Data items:
┌──

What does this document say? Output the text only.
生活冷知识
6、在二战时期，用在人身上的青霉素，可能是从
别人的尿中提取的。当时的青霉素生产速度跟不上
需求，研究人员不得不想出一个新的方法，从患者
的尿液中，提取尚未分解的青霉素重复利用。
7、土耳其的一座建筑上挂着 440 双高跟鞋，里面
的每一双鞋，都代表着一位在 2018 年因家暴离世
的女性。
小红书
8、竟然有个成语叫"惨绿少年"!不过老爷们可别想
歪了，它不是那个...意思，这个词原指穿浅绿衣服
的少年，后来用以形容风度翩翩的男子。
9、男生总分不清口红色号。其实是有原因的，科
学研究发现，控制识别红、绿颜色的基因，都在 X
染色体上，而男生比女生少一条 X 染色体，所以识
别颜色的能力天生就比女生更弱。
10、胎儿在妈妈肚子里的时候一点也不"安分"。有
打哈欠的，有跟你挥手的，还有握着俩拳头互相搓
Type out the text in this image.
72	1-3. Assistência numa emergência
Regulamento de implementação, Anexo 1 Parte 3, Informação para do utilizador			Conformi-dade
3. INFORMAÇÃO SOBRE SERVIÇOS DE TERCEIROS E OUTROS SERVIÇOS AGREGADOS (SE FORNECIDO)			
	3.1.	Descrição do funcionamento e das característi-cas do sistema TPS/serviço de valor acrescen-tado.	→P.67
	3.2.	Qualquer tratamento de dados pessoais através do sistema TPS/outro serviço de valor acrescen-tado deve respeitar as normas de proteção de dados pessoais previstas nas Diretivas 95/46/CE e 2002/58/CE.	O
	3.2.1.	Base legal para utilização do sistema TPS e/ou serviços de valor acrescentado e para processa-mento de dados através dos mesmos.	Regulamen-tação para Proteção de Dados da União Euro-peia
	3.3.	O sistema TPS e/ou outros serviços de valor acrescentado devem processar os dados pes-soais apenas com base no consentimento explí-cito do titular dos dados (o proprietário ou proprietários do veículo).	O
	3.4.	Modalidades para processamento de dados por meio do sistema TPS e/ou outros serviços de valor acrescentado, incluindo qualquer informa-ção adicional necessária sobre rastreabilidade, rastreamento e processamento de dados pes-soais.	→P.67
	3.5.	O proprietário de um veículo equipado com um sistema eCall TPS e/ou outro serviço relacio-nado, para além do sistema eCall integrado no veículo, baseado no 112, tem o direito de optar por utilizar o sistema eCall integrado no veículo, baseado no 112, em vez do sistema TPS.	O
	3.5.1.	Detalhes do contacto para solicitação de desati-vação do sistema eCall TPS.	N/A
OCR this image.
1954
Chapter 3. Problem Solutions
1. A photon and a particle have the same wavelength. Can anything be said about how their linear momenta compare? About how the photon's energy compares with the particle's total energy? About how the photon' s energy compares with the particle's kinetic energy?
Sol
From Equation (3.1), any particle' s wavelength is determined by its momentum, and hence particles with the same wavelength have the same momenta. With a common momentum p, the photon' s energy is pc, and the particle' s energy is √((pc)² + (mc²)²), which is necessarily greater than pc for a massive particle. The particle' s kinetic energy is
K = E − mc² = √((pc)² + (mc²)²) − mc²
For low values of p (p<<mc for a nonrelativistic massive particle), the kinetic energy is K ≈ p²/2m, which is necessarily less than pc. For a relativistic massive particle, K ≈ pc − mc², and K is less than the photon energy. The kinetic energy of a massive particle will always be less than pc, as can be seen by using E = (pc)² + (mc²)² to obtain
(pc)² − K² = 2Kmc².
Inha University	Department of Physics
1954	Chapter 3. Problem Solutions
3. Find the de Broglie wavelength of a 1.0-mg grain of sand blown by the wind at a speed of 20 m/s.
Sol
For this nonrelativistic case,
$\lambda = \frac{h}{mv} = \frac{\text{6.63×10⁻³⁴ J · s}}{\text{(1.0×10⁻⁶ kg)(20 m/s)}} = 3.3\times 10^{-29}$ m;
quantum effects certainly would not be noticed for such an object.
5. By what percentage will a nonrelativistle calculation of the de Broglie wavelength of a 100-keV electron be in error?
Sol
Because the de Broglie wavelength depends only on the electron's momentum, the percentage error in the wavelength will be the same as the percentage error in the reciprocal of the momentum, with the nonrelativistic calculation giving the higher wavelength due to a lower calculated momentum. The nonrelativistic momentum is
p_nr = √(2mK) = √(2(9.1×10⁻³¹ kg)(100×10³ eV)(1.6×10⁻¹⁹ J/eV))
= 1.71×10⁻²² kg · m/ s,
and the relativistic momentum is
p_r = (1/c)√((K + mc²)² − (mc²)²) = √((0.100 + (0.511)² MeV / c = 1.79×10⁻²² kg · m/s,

└──

DO THIS — Copy all the records above precisely.

THE SOLUTION —
What does this document say? Output the text only.
生活冷知识
6、在二战时期，用在人身上的青霉素，可能是从
别人的尿中提取的。当时的青霉素生产速度跟不上
需求，研究人员不得不想出一个新的方法，从患者
的尿液中，提取尚未分解的青霉素重复利用。
7、土耳其的一座建筑上挂着 440 双高跟鞋，里面
的每一双鞋，都代表着一位在 2018 年因家暴离世
的女性。
小红书
8、竟然有个成语叫"惨绿少年"!不过老爷们可别想
歪了，它不是那个...意思，这个词原指穿浅绿衣服
的少年，后来用以形容风度翩翩的男子。
9、男生总分不清口红色号。其实是有原因的，科
学研究发现，控制识别红、绿颜色的基因，都在 X
染色体上，而男生比女生少一条 X 染色体，所以识
别颜色的能力天生就比女生更弱。
10、胎儿在妈妈肚子里的时候一点也不"安分"。有
打哈欠的，有跟你挥手的，还有握着俩拳头互相搓
Type out the text in this image.
72	1-3. Assistência numa emergência
Regulamento de implementação, Anexo 1 Parte 3, Informação para do utilizador			Conformi-dade
3. INFORMAÇÃO SOBRE SERVIÇOS DE TERCEIROS E OUTROS SERVIÇOS AGREGADOS (SE FORNECIDO)			
	3.1.	Descrição do funcionamento e das característi-cas do sistema TPS/serviço de valor acrescen-tado.	→P.67
	3.2.	Qualquer tratamento de dados pessoais através do sistema TPS/outro serviço de valor acrescen-tado deve respeitar as normas de proteção de dados pessoais previstas nas Diretivas 95/46/CE e 2002/58/CE.	O
	3.2.1.	Base legal para utilização do sistema TPS e/ou serviços de valor acrescentado e para processa-mento de dados através dos mesmos.	Regulamen-tação para Proteção de Dados da União Euro-peia
	3.3.	O sistema TPS e/ou outros serviços de valor acrescentado devem processar os dados pes-soais apenas com base no consentimento explí-cito do titular dos dados (o proprietário ou proprietários do veículo).	O
	3.4.	Modalidades para processamento de dados por meio do sistema TPS e/ou outros serviços de valor acrescentado, incluindo qualquer informa-ção adicional necessária sobre rastreabilidade, rastreamento e processamento de dados pes-soais.	→P.67
	3.5.	O proprietário de um veículo equipado com um sistema eCall TPS e/ou outro serviço relacio-nado, para além do sistema eCall integrado no veículo, baseado no 112, tem o direito de optar por utilizar o sistema eCall integrado no veículo, baseado no 112, em vez do sistema TPS.	O
	3.5.1.	Detalhes do contacto para solicitação de desati-vação do sistema eCall TPS.	N/A
OCR this image.
1954
Chapter 3. Problem Solutions
1. A photon and a particle have the same wavelength. Can anything be said about how their linear momenta compare? About how the photon's energy compares with the particle's total energy? About how the photon' s energy compares with the particle's kinetic energy?
Sol
From Equation (3.1), any particle' s wavelength is determined by its momentum, and hence particles with the same wavelength have the same momenta. With a common momentum p, the photon' s energy is pc, and the particle' s energy is √((pc)² + (mc²)²), which is necessarily greater than pc for a massive particle. The particle' s kinetic energy is
K = E − mc² = √((pc)² + (mc²)²) − mc²
For low values of p (p<<mc for a nonrelativistic massive particle), the kinetic energy is K ≈ p²/2m, which is necessarily less than pc. For a relativistic massive particle, K ≈ pc − mc², and K is less than the photon energy. The kinetic energy of a massive particle will always be less than pc, as can be seen by using E = (pc)² + (mc²)² to obtain
(pc)² − K² = 2Kmc².
Inha University	Department of Physics
1954	Chapter 3. Problem Solutions
3. Find the de Broglie wavelength of a 1.0-mg grain of sand blown by the wind at a speed of 20 m/s.
Sol
For this nonrelativistic case,
$\lambda = \frac{h}{mv} = \frac{\text{6.63×10⁻³⁴ J · s}}{\text{(1.0×10⁻⁶ kg)(20 m/s)}} = 3.3\times 10^{-29}$ m;
quantum effects certainly would not be noticed for such an object.
5. By what percentage will a nonrelativistle calculation of the de Broglie wavelength of a 100-keV electron be in error?
Sol
Because the de Broglie wavelength depends only on the electron's momentum, the percentage error in the wavelength will be the same as the percentage error in the reciprocal of the momentum, with the nonrelativistic calculation giving the higher wavelength due to a lower calculated momentum. The nonrelativistic momentum is
p_nr = √(2mK) = √(2(9.1×10⁻³¹ kg)(100×10³ eV)(1.6×10⁻¹⁹ J/eV))
= 1.71×10⁻²² kg · m/ s,
and the relativistic momentum is
p_r = (1/c)√((K + mc²)² − (mc²)²) = √((0.100 + (0.511)² MeV / c = 1.79×10⁻²² kg · m/s,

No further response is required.